What to do: Collect each line of the records containing the string "Resistant".

Data for the task:
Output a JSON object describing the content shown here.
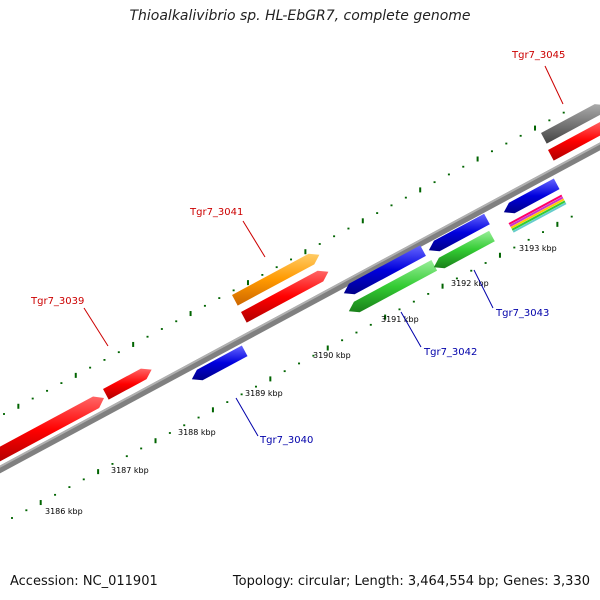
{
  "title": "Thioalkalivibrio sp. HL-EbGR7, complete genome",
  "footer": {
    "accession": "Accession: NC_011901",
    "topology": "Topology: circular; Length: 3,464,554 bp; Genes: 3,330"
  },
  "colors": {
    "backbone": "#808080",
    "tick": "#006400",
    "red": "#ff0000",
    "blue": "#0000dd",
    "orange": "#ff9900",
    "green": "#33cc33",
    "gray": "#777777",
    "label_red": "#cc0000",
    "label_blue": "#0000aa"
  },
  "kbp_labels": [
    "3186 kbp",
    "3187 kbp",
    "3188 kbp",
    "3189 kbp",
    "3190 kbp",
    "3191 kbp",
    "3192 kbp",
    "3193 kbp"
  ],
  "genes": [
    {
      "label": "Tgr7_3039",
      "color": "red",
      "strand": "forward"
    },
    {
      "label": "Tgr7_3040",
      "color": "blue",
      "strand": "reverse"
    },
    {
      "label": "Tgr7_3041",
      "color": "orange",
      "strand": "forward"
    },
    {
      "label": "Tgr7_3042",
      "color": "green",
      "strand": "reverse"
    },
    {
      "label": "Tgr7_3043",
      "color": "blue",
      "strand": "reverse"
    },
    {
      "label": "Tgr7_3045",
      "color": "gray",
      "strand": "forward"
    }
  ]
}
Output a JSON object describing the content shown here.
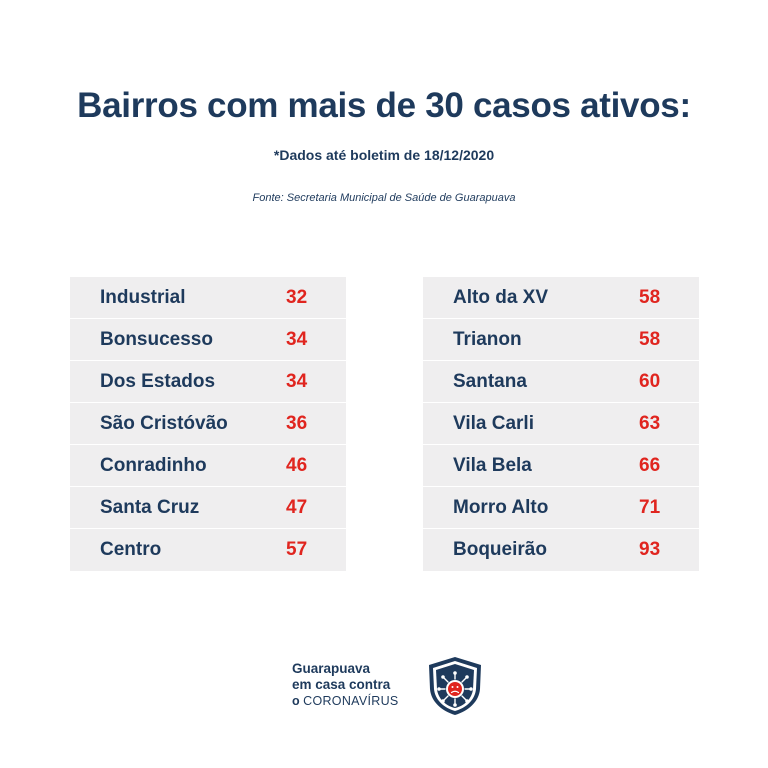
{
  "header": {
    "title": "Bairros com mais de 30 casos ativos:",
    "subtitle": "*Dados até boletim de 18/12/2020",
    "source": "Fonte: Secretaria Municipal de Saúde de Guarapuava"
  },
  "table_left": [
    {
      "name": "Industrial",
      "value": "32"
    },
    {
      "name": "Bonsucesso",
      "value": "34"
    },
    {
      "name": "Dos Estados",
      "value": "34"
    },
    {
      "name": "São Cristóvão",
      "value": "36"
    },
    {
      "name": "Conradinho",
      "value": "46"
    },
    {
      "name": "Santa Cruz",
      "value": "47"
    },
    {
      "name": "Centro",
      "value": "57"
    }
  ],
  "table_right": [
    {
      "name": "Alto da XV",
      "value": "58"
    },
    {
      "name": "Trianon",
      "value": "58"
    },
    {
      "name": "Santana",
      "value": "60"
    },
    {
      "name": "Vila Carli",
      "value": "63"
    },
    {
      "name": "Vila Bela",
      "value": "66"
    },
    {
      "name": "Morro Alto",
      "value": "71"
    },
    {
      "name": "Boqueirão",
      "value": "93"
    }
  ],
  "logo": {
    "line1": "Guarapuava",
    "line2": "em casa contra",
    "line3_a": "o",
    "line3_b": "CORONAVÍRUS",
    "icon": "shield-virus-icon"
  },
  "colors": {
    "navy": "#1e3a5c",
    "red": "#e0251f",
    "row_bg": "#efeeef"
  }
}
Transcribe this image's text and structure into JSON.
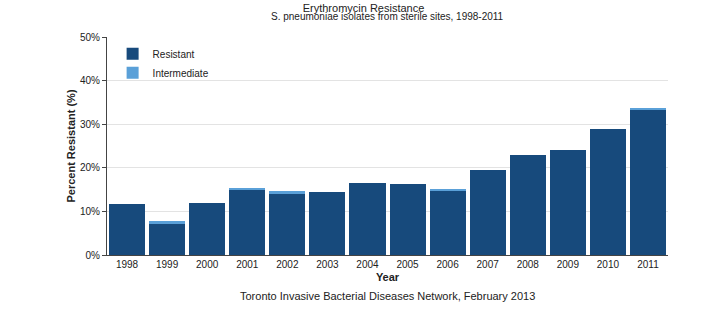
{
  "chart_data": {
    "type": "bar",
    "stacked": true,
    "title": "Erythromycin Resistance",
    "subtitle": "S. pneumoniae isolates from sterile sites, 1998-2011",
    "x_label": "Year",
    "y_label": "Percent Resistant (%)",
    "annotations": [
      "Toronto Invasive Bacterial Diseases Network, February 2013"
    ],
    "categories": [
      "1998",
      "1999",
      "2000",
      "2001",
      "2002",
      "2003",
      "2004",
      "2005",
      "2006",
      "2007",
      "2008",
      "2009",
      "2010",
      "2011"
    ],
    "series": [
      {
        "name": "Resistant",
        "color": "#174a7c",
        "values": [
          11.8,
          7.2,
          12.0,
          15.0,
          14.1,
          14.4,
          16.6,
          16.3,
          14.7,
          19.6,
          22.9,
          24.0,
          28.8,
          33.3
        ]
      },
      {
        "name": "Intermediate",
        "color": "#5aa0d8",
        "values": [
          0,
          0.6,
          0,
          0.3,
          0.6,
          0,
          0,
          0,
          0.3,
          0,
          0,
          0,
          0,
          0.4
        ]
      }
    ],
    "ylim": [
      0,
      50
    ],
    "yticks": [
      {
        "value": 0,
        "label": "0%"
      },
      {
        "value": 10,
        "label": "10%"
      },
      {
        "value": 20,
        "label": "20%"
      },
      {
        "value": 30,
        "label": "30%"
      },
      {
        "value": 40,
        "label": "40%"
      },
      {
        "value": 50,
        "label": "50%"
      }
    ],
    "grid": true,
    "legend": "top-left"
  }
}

Response:
    "y_label": "Percent Resistant (%)",
        "name": "Resistant",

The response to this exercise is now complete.